*WHAT YOU WILL DO:*
Extract the complete listing and output it unchanged.

*EXTRACTED INFORMATION:*
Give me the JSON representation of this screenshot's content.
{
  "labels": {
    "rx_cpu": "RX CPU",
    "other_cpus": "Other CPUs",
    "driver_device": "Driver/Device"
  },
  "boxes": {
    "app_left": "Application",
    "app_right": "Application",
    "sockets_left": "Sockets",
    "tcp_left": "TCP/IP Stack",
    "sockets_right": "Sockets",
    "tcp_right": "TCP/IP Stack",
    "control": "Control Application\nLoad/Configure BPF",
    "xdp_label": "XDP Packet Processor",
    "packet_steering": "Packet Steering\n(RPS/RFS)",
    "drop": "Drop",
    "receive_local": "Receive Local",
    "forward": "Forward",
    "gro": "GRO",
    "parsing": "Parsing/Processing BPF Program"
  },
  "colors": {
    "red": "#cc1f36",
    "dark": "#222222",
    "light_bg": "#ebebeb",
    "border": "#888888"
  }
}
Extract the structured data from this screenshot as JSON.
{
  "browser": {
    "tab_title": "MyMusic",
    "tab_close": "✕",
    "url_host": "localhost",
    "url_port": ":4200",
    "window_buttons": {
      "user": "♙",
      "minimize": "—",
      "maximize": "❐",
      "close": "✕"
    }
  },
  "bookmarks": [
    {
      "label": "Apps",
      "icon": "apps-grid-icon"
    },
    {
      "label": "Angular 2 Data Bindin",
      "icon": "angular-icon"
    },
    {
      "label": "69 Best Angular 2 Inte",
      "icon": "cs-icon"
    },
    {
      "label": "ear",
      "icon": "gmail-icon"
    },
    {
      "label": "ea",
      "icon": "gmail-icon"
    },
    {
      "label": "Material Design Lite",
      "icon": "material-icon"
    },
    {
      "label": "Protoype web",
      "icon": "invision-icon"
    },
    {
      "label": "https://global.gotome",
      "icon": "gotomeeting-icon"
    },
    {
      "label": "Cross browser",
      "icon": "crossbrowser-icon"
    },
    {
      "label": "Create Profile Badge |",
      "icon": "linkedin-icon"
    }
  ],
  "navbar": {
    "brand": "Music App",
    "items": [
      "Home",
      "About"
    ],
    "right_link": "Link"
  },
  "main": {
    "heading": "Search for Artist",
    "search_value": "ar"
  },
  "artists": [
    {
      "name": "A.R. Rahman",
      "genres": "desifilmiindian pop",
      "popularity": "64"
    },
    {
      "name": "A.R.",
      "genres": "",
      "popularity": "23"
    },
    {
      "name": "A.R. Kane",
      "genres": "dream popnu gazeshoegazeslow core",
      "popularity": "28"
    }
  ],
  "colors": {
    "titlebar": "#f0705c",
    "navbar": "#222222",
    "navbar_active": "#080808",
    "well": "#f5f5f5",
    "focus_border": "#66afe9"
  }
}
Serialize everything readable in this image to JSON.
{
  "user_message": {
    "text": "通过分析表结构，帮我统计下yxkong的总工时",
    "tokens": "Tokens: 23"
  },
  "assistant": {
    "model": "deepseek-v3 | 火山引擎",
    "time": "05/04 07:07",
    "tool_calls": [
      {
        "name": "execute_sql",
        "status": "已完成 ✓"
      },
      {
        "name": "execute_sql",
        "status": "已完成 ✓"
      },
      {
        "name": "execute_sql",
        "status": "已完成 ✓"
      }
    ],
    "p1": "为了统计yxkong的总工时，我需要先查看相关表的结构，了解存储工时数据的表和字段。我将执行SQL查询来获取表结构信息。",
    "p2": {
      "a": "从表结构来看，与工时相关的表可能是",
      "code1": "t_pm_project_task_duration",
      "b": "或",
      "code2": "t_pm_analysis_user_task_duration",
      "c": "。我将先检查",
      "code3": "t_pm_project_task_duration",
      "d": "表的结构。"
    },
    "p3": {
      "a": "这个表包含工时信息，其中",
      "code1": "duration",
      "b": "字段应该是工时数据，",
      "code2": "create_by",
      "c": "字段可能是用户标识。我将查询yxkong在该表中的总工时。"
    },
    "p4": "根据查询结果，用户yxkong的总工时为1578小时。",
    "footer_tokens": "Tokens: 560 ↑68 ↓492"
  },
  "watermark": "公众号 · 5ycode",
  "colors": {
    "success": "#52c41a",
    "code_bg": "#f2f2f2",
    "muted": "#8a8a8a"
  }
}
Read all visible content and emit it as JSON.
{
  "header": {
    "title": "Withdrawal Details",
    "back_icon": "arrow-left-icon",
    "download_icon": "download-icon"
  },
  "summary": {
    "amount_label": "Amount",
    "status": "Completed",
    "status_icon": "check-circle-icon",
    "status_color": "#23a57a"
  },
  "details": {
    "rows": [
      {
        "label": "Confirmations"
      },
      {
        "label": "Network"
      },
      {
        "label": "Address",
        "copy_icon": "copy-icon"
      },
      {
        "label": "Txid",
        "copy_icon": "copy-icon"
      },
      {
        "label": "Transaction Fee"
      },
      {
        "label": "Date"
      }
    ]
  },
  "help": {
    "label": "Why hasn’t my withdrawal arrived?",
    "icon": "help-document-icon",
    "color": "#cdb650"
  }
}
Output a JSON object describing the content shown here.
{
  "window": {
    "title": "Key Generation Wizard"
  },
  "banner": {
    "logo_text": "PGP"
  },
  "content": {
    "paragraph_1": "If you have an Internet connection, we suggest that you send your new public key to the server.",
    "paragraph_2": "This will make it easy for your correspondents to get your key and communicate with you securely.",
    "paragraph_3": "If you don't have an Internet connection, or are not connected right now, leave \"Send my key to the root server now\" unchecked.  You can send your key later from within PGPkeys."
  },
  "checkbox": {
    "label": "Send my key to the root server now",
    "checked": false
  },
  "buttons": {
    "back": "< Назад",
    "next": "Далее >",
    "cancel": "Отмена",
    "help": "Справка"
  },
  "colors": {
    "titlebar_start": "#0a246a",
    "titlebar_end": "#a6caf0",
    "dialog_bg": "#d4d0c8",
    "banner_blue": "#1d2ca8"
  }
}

*REPLY:*
Give me the JSON representation of this screenshot's content.
{
  "labels": {
    "rx_cpu": "RX CPU",
    "other_cpus": "Other CPUs",
    "driver_device": "Driver/Device"
  },
  "boxes": {
    "app_left": "Application",
    "app_right": "Application",
    "sockets_left": "Sockets",
    "tcp_left": "TCP/IP Stack",
    "sockets_right": "Sockets",
    "tcp_right": "TCP/IP Stack",
    "control": "Control Application\nLoad/Configure BPF",
    "xdp_label": "XDP Packet Processor",
    "packet_steering": "Packet Steering\n(RPS/RFS)",
    "drop": "Drop",
    "receive_local": "Receive Local",
    "forward": "Forward",
    "gro": "GRO",
    "parsing": "Parsing/Processing BPF Program"
  },
  "colors": {
    "red": "#cc1f36",
    "dark": "#222222",
    "light_bg": "#ebebeb",
    "border": "#888888"
  }
}
Extract the structured data from this screenshot as JSON.
{
  "browser": {
    "tab_title": "MyMusic",
    "tab_close": "✕",
    "url_host": "localhost",
    "url_port": ":4200",
    "window_buttons": {
      "user": "♙",
      "minimize": "—",
      "maximize": "❐",
      "close": "✕"
    }
  },
  "bookmarks": [
    {
      "label": "Apps",
      "icon": "apps-grid-icon"
    },
    {
      "label": "Angular 2 Data Bindin",
      "icon": "angular-icon"
    },
    {
      "label": "69 Best Angular 2 Inte",
      "icon": "cs-icon"
    },
    {
      "label": "ear",
      "icon": "gmail-icon"
    },
    {
      "label": "ea",
      "icon": "gmail-icon"
    },
    {
      "label": "Material Design Lite",
      "icon": "material-icon"
    },
    {
      "label": "Protoype web",
      "icon": "invision-icon"
    },
    {
      "label": "https://global.gotome",
      "icon": "gotomeeting-icon"
    },
    {
      "label": "Cross browser",
      "icon": "crossbrowser-icon"
    },
    {
      "label": "Create Profile Badge |",
      "icon": "linkedin-icon"
    }
  ],
  "navbar": {
    "brand": "Music App",
    "items": [
      "Home",
      "About"
    ],
    "right_link": "Link"
  },
  "main": {
    "heading": "Search for Artist",
    "search_value": "ar"
  },
  "artists": [
    {
      "name": "A.R. Rahman",
      "genres": "desifilmiindian pop",
      "popularity": "64"
    },
    {
      "name": "A.R.",
      "genres": "",
      "popularity": "23"
    },
    {
      "name": "A.R. Kane",
      "genres": "dream popnu gazeshoegazeslow core",
      "popularity": "28"
    }
  ],
  "colors": {
    "titlebar": "#f0705c",
    "navbar": "#222222",
    "navbar_active": "#080808",
    "well": "#f5f5f5",
    "focus_border": "#66afe9"
  }
}
Serialize everything readable in this image to JSON.
{
  "user_message": {
    "text": "通过分析表结构，帮我统计下yxkong的总工时",
    "tokens": "Tokens: 23"
  },
  "assistant": {
    "model": "deepseek-v3 | 火山引擎",
    "time": "05/04 07:07",
    "tool_calls": [
      {
        "name": "execute_sql",
        "status": "已完成 ✓"
      },
      {
        "name": "execute_sql",
        "status": "已完成 ✓"
      },
      {
        "name": "execute_sql",
        "status": "已完成 ✓"
      }
    ],
    "p1": "为了统计yxkong的总工时，我需要先查看相关表的结构，了解存储工时数据的表和字段。我将执行SQL查询来获取表结构信息。",
    "p2": {
      "a": "从表结构来看，与工时相关的表可能是",
      "code1": "t_pm_project_task_duration",
      "b": "或",
      "code2": "t_pm_analysis_user_task_duration",
      "c": "。我将先检查",
      "code3": "t_pm_project_task_duration",
      "d": "表的结构。"
    },
    "p3": {
      "a": "这个表包含工时信息，其中",
      "code1": "duration",
      "b": "字段应该是工时数据，",
      "code2": "create_by",
      "c": "字段可能是用户标识。我将查询yxkong在该表中的总工时。"
    },
    "p4": "根据查询结果，用户yxkong的总工时为1578小时。",
    "footer_tokens": "Tokens: 560 ↑68 ↓492"
  },
  "watermark": "公众号 · 5ycode",
  "colors": {
    "success": "#52c41a",
    "code_bg": "#f2f2f2",
    "muted": "#8a8a8a"
  }
}
Read all visible content and emit it as JSON.
{
  "header": {
    "title": "Withdrawal Details",
    "back_icon": "arrow-left-icon",
    "download_icon": "download-icon"
  },
  "summary": {
    "amount_label": "Amount",
    "status": "Completed",
    "status_icon": "check-circle-icon",
    "status_color": "#23a57a"
  },
  "details": {
    "rows": [
      {
        "label": "Confirmations"
      },
      {
        "label": "Network"
      },
      {
        "label": "Address",
        "copy_icon": "copy-icon"
      },
      {
        "label": "Txid",
        "copy_icon": "copy-icon"
      },
      {
        "label": "Transaction Fee"
      },
      {
        "label": "Date"
      }
    ]
  },
  "help": {
    "label": "Why hasn’t my withdrawal arrived?",
    "icon": "help-document-icon",
    "color": "#cdb650"
  }
}
Output a JSON object describing the content shown here.
{
  "window": {
    "title": "Key Generation Wizard"
  },
  "banner": {
    "logo_text": "PGP"
  },
  "content": {
    "paragraph_1": "If you have an Internet connection, we suggest that you send your new public key to the server.",
    "paragraph_2": "This will make it easy for your correspondents to get your key and communicate with you securely.",
    "paragraph_3": "If you don't have an Internet connection, or are not connected right now, leave \"Send my key to the root server now\" unchecked.  You can send your key later from within PGPkeys."
  },
  "checkbox": {
    "label": "Send my key to the root server now",
    "checked": false
  },
  "buttons": {
    "back": "< Назад",
    "next": "Далее >",
    "cancel": "Отмена",
    "help": "Справка"
  },
  "colors": {
    "titlebar_start": "#0a246a",
    "titlebar_end": "#a6caf0",
    "dialog_bg": "#d4d0c8",
    "banner_blue": "#1d2ca8"
  }
}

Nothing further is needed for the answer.